■ To be done
From the entries below, extract every line that includes the word "Data".

Some records
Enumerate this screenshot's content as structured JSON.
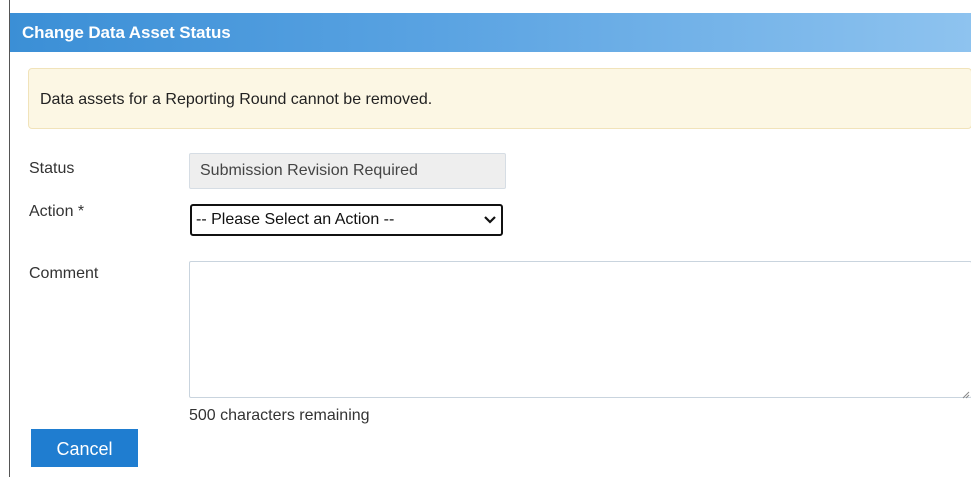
{
  "dialog": {
    "title": "Change Data Asset Status",
    "warning": "Data assets for a Reporting Round cannot be removed."
  },
  "form": {
    "status_label": "Status",
    "status_value": "Submission Revision Required",
    "action_label": "Action *",
    "action_selected": "-- Please Select an Action --",
    "comment_label": "Comment",
    "comment_value": "",
    "chars_remaining": "500 characters remaining"
  },
  "buttons": {
    "cancel_label": "Cancel"
  },
  "colors": {
    "header_start": "#3b8fd6",
    "header_end": "#8ec3ef",
    "warning_bg": "#fcf7e4",
    "button_bg": "#1f7dd0"
  }
}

■ Answer to the exercise
    "title": "Change Data Asset Status",
    "warning": "Data assets for a Reporting Round cannot be removed."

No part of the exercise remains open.